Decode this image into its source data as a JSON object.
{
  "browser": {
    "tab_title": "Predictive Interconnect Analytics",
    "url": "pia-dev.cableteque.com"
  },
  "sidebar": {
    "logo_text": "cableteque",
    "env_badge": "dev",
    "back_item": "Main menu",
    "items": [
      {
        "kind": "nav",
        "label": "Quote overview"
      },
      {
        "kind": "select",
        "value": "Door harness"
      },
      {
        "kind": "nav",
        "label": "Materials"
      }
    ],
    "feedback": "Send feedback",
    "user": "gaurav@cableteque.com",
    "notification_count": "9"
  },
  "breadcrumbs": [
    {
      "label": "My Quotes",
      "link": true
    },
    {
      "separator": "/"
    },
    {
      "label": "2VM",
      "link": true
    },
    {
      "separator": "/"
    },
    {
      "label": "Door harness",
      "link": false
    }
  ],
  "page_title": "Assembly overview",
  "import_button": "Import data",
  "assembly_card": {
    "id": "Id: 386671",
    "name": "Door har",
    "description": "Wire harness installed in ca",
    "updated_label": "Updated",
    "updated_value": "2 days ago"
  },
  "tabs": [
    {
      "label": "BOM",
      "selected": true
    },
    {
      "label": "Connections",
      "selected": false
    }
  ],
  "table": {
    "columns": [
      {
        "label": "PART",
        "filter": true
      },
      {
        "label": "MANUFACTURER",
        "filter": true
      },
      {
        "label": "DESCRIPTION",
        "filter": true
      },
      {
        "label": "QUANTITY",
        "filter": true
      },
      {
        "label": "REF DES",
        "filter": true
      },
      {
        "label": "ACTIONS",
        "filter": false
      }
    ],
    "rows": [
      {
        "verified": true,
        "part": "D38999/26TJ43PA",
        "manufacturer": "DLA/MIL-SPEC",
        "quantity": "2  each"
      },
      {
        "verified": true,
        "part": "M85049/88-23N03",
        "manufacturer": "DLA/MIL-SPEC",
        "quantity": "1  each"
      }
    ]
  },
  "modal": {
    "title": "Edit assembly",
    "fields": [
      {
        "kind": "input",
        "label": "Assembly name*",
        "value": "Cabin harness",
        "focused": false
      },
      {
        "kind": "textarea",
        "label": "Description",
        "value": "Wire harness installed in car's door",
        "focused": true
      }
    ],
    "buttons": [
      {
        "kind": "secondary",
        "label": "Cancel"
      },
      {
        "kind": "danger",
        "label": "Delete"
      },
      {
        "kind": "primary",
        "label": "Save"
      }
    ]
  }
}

» WORK REQUIRED: Check each line above for the word "harness", and copy the lines where it appears.

» SOLUTION:
        "value": "Door harness"
      "label": "Door harness",
    "description": "Wire harness installed in ca",
        "value": "Cabin harness",
        "value": "Wire harness installed in car's door",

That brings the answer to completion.